[Stored data entries]
------------

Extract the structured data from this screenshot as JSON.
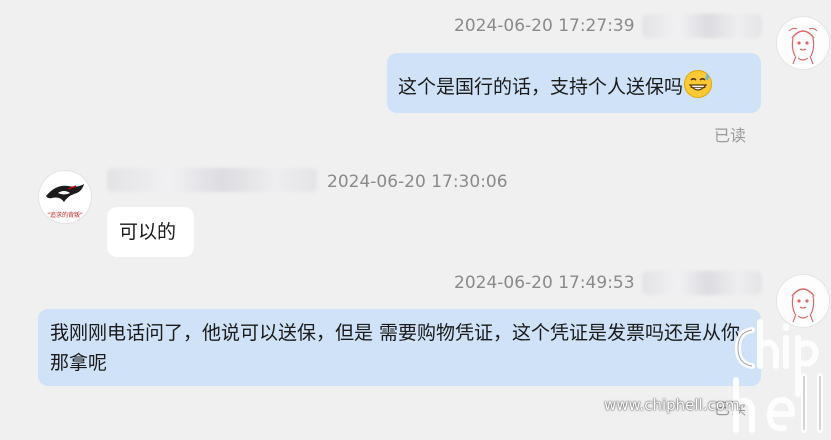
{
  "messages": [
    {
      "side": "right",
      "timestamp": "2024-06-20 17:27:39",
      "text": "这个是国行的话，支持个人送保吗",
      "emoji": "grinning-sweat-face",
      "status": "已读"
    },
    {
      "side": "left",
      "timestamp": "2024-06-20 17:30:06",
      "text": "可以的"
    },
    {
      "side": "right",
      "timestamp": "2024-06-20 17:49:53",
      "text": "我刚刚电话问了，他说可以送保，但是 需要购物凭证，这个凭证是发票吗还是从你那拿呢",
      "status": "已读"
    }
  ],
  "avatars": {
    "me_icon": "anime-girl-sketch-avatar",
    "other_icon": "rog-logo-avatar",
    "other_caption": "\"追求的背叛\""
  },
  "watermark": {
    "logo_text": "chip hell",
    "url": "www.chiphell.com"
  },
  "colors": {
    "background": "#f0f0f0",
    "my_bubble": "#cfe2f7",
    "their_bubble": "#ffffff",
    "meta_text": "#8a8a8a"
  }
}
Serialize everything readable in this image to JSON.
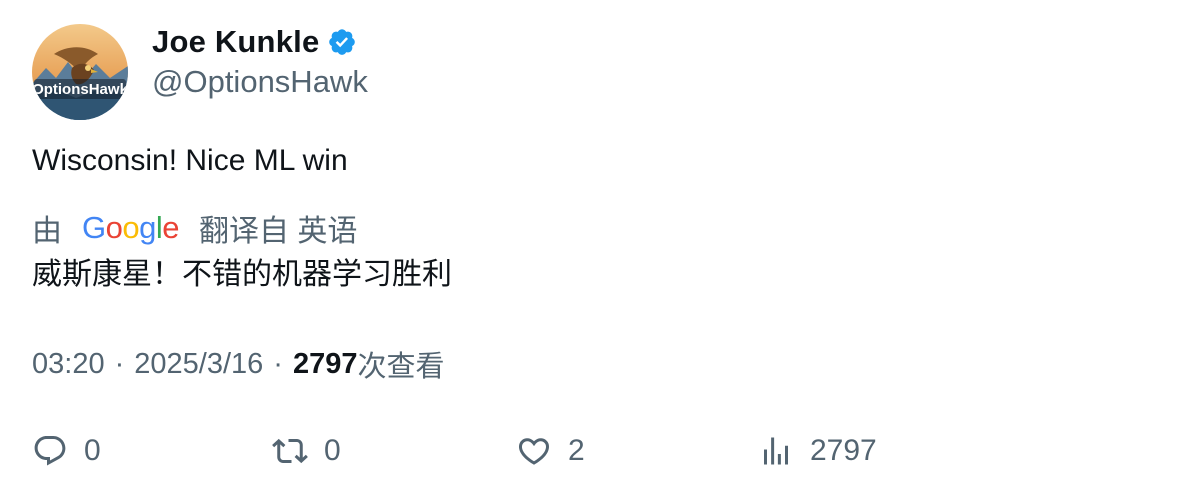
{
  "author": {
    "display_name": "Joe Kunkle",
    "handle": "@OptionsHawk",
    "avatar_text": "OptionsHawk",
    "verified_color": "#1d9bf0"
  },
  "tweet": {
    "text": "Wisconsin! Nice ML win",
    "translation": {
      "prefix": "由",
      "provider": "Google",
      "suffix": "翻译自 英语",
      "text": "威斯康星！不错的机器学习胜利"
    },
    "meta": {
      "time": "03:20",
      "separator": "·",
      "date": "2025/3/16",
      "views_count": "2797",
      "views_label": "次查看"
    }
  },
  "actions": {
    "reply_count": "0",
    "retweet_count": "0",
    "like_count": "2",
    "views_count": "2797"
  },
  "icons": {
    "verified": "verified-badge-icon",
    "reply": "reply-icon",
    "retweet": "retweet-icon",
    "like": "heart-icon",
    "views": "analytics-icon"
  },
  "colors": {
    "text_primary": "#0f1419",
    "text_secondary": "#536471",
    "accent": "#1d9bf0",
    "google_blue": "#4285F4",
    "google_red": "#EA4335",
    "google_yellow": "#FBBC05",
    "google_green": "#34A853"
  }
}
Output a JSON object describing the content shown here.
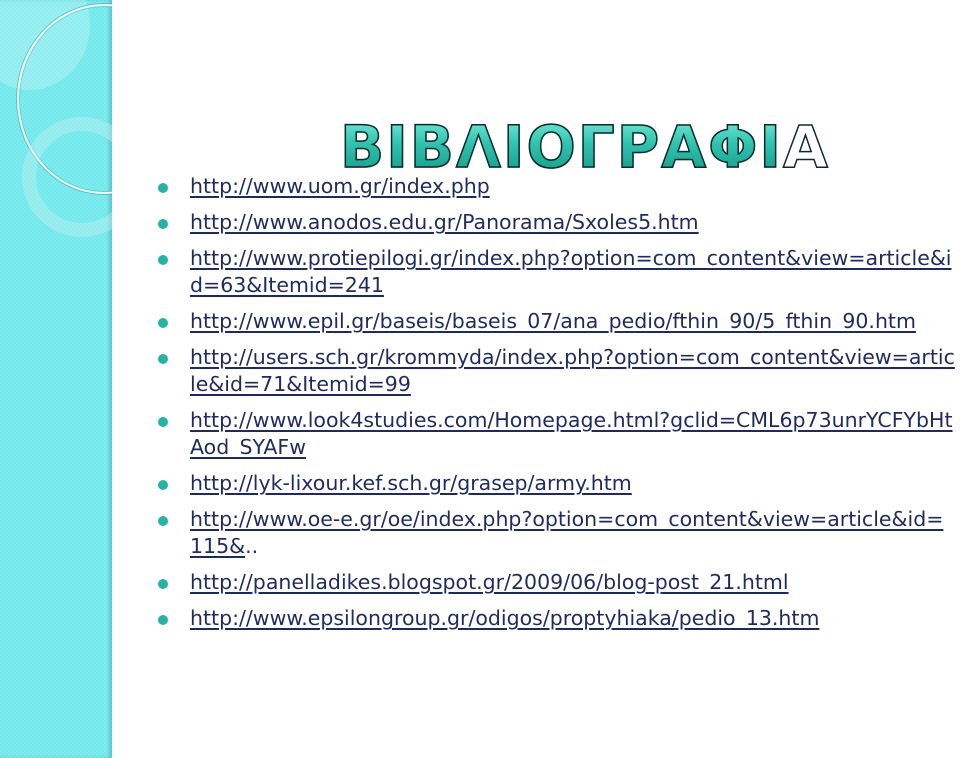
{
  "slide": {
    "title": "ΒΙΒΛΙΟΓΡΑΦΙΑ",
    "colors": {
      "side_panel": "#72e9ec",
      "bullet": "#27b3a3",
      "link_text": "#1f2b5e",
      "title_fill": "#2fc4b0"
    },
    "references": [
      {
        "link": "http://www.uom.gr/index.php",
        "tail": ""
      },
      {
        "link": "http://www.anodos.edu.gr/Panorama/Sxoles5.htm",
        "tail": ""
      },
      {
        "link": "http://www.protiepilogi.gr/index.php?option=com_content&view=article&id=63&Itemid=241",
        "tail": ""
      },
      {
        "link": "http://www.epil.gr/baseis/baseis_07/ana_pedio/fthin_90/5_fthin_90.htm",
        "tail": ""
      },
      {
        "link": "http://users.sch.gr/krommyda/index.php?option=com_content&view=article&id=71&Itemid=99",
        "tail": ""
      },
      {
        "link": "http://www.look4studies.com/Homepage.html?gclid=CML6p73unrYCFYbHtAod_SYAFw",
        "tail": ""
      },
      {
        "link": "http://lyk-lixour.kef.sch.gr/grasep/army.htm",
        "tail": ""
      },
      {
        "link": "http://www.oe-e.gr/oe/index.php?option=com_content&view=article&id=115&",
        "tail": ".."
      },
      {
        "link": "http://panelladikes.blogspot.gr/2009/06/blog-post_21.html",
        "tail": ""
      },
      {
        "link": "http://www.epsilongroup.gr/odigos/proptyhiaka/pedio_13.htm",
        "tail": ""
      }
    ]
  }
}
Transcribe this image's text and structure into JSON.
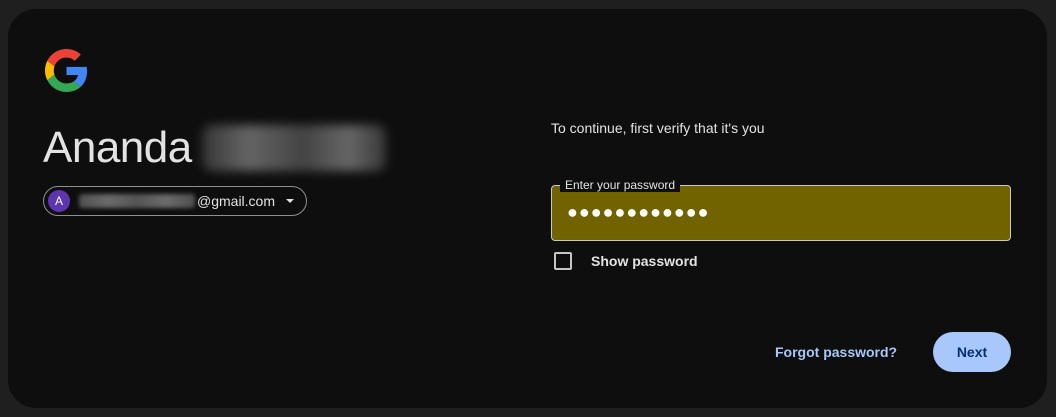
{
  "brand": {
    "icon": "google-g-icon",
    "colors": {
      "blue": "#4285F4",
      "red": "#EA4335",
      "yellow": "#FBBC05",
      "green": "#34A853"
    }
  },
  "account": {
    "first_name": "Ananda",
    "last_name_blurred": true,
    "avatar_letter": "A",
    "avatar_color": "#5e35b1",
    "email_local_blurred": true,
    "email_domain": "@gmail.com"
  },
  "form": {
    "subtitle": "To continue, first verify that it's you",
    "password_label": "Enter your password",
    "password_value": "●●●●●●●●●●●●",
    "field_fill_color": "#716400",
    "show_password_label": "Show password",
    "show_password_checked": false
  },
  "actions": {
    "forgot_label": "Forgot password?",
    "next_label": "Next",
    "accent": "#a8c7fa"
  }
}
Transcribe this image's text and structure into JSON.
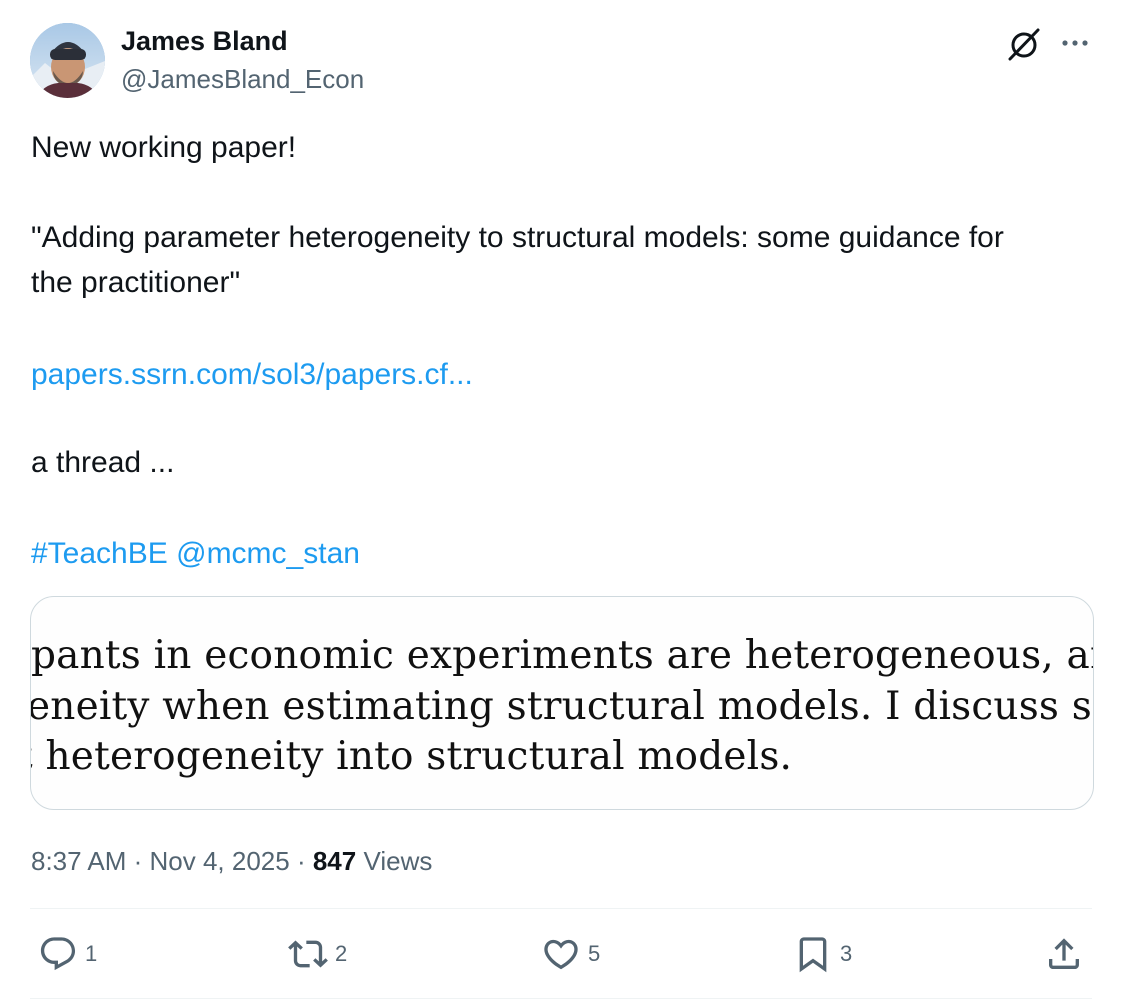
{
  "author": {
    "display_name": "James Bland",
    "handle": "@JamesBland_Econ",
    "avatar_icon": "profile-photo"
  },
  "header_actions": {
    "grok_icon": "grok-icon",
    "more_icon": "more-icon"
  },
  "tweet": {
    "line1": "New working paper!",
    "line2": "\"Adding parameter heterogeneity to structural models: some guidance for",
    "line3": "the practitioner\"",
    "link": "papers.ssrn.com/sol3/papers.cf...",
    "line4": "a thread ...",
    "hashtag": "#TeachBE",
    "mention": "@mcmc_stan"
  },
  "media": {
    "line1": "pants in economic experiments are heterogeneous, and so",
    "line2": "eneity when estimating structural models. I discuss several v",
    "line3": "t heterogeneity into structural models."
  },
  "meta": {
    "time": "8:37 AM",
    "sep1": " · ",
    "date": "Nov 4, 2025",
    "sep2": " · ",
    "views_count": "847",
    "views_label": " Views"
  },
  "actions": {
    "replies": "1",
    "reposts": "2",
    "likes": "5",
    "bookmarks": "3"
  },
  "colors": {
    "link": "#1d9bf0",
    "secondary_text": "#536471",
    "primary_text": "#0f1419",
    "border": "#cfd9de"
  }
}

------------

(WHAT THE TASK ASKS):
The records above are to be restated exactly, without their pictures.

(WRITTEN RESPONSE):
Extract the structured data from this screenshot as JSON.
{
  "messages": [
    {
      "side": "right",
      "timestamp": "2024-06-20 17:27:39",
      "text": "这个是国行的话，支持个人送保吗",
      "emoji": "grinning-sweat-face",
      "status": "已读"
    },
    {
      "side": "left",
      "timestamp": "2024-06-20 17:30:06",
      "text": "可以的"
    },
    {
      "side": "right",
      "timestamp": "2024-06-20 17:49:53",
      "text": "我刚刚电话问了，他说可以送保，但是 需要购物凭证，这个凭证是发票吗还是从你那拿呢",
      "status": "已读"
    }
  ],
  "avatars": {
    "me_icon": "anime-girl-sketch-avatar",
    "other_icon": "rog-logo-avatar",
    "other_caption": "\"追求的背叛\""
  },
  "watermark": {
    "logo_text": "chip hell",
    "url": "www.chiphell.com"
  },
  "colors": {
    "background": "#f0f0f0",
    "my_bubble": "#cfe2f7",
    "their_bubble": "#ffffff",
    "meta_text": "#8a8a8a"
  }
}
Serialize everything readable in this image to JSON.
{
  "author": {
    "display_name": "Joe Kunkle",
    "handle": "@OptionsHawk",
    "avatar_text": "OptionsHawk",
    "verified_color": "#1d9bf0"
  },
  "tweet": {
    "text": "Wisconsin! Nice ML win",
    "translation": {
      "prefix": "由",
      "provider": "Google",
      "suffix": "翻译自 英语",
      "text": "威斯康星！不错的机器学习胜利"
    },
    "meta": {
      "time": "03:20",
      "separator": "·",
      "date": "2025/3/16",
      "views_count": "2797",
      "views_label": "次查看"
    }
  },
  "actions": {
    "reply_count": "0",
    "retweet_count": "0",
    "like_count": "2",
    "views_count": "2797"
  },
  "icons": {
    "verified": "verified-badge-icon",
    "reply": "reply-icon",
    "retweet": "retweet-icon",
    "like": "heart-icon",
    "views": "analytics-icon"
  },
  "colors": {
    "text_primary": "#0f1419",
    "text_secondary": "#536471",
    "accent": "#1d9bf0",
    "google_blue": "#4285F4",
    "google_red": "#EA4335",
    "google_yellow": "#FBBC05",
    "google_green": "#34A853"
  }
}
Output a JSON object describing the content shown here.
{
  "slide": {
    "title": "ΒΙΒΛΙΟΓΡΑΦΙΑ",
    "colors": {
      "side_panel": "#72e9ec",
      "bullet": "#27b3a3",
      "link_text": "#1f2b5e",
      "title_fill": "#2fc4b0"
    },
    "references": [
      {
        "link": "http://www.uom.gr/index.php",
        "tail": ""
      },
      {
        "link": "http://www.anodos.edu.gr/Panorama/Sxoles5.htm",
        "tail": ""
      },
      {
        "link": "http://www.protiepilogi.gr/index.php?option=com_content&view=article&id=63&Itemid=241",
        "tail": ""
      },
      {
        "link": "http://www.epil.gr/baseis/baseis_07/ana_pedio/fthin_90/5_fthin_90.htm",
        "tail": ""
      },
      {
        "link": "http://users.sch.gr/krommyda/index.php?option=com_content&view=article&id=71&Itemid=99",
        "tail": ""
      },
      {
        "link": "http://www.look4studies.com/Homepage.html?gclid=CML6p73unrYCFYbHtAod_SYAFw",
        "tail": ""
      },
      {
        "link": "http://lyk-lixour.kef.sch.gr/grasep/army.htm",
        "tail": ""
      },
      {
        "link": "http://www.oe-e.gr/oe/index.php?option=com_content&view=article&id=115&",
        "tail": ".."
      },
      {
        "link": "http://panelladikes.blogspot.gr/2009/06/blog-post_21.html",
        "tail": ""
      },
      {
        "link": "http://www.epsilongroup.gr/odigos/proptyhiaka/pedio_13.htm",
        "tail": ""
      }
    ]
  }
}
Transcribe this image's text and structure into JSON.
{
  "brand": {
    "icon": "google-g-icon",
    "colors": {
      "blue": "#4285F4",
      "red": "#EA4335",
      "yellow": "#FBBC05",
      "green": "#34A853"
    }
  },
  "account": {
    "first_name": "Ananda",
    "last_name_blurred": true,
    "avatar_letter": "A",
    "avatar_color": "#5e35b1",
    "email_local_blurred": true,
    "email_domain": "@gmail.com"
  },
  "form": {
    "subtitle": "To continue, first verify that it's you",
    "password_label": "Enter your password",
    "password_value": "●●●●●●●●●●●●",
    "field_fill_color": "#716400",
    "show_password_label": "Show password",
    "show_password_checked": false
  },
  "actions": {
    "forgot_label": "Forgot password?",
    "next_label": "Next",
    "accent": "#a8c7fa"
  }
}
Transcribe this image's text and structure into JSON.
{
  "author": {
    "display_name": "James Bland",
    "handle": "@JamesBland_Econ",
    "avatar_icon": "profile-photo"
  },
  "header_actions": {
    "grok_icon": "grok-icon",
    "more_icon": "more-icon"
  },
  "tweet": {
    "line1": "New working paper!",
    "line2": "\"Adding parameter heterogeneity to structural models: some guidance for",
    "line3": "the practitioner\"",
    "link": "papers.ssrn.com/sol3/papers.cf...",
    "line4": "a thread ...",
    "hashtag": "#TeachBE",
    "mention": "@mcmc_stan"
  },
  "media": {
    "line1": "pants in economic experiments are heterogeneous, and so",
    "line2": "eneity when estimating structural models. I discuss several v",
    "line3": "t heterogeneity into structural models."
  },
  "meta": {
    "time": "8:37 AM",
    "sep1": " · ",
    "date": "Nov 4, 2025",
    "sep2": " · ",
    "views_count": "847",
    "views_label": " Views"
  },
  "actions": {
    "replies": "1",
    "reposts": "2",
    "likes": "5",
    "bookmarks": "3"
  },
  "colors": {
    "link": "#1d9bf0",
    "secondary_text": "#536471",
    "primary_text": "#0f1419",
    "border": "#cfd9de"
  }
}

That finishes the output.